◆ STORED DATA:
________
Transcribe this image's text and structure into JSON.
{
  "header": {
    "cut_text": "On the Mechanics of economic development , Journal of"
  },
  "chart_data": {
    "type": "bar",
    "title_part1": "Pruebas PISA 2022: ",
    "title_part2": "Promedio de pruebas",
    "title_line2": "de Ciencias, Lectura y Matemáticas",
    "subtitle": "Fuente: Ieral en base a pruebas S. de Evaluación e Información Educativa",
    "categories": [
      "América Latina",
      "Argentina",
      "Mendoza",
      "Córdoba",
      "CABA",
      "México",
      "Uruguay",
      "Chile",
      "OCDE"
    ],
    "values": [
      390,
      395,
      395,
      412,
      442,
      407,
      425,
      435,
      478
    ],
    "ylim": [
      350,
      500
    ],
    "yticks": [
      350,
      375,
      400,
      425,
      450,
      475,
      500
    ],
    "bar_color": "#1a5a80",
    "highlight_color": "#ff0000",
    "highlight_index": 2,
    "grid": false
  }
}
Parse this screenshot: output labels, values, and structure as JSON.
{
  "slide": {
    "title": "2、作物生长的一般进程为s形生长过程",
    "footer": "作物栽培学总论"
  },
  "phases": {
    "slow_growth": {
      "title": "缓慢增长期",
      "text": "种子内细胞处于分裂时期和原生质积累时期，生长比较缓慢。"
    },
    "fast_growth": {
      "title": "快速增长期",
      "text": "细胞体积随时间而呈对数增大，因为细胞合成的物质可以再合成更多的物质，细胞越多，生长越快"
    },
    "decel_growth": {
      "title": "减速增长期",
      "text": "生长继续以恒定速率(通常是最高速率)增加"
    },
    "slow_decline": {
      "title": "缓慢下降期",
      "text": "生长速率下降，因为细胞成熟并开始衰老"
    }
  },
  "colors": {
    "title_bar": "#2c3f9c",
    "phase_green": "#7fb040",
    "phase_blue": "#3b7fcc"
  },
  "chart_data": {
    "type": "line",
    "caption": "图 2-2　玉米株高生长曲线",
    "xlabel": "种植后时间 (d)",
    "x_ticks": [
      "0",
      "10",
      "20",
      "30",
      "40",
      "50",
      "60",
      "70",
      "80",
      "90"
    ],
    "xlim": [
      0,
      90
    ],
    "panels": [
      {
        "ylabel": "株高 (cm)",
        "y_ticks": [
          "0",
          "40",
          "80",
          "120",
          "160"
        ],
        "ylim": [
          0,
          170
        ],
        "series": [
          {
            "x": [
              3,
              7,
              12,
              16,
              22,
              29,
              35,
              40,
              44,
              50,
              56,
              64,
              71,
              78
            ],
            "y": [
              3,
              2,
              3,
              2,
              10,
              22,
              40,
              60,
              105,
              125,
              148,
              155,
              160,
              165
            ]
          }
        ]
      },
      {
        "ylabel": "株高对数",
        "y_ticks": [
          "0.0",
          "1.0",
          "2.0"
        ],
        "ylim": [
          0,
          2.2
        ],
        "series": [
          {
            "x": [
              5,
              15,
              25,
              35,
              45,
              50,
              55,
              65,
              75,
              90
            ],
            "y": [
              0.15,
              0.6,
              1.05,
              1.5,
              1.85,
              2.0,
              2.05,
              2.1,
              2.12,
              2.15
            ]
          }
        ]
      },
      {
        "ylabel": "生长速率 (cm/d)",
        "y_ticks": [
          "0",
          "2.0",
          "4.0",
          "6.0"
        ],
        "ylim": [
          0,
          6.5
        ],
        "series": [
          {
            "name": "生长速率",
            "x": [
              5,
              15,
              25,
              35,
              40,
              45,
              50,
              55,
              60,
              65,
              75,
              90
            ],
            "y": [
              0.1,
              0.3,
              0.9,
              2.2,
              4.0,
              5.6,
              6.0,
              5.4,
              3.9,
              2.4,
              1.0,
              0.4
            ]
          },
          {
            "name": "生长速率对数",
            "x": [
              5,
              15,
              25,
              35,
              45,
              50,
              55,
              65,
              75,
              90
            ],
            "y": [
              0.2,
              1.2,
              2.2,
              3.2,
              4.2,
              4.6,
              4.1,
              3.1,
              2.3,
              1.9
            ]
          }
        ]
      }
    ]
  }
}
________
◆ EXERCISE AIM: In the lines above, locate the string "JSON". Copy every line where it occurs.

◆ EXERCISE ANSWER:
Transcribe this image's text and structure into JSON.
Parse this screenshot: output labels, values, and structure as JSON.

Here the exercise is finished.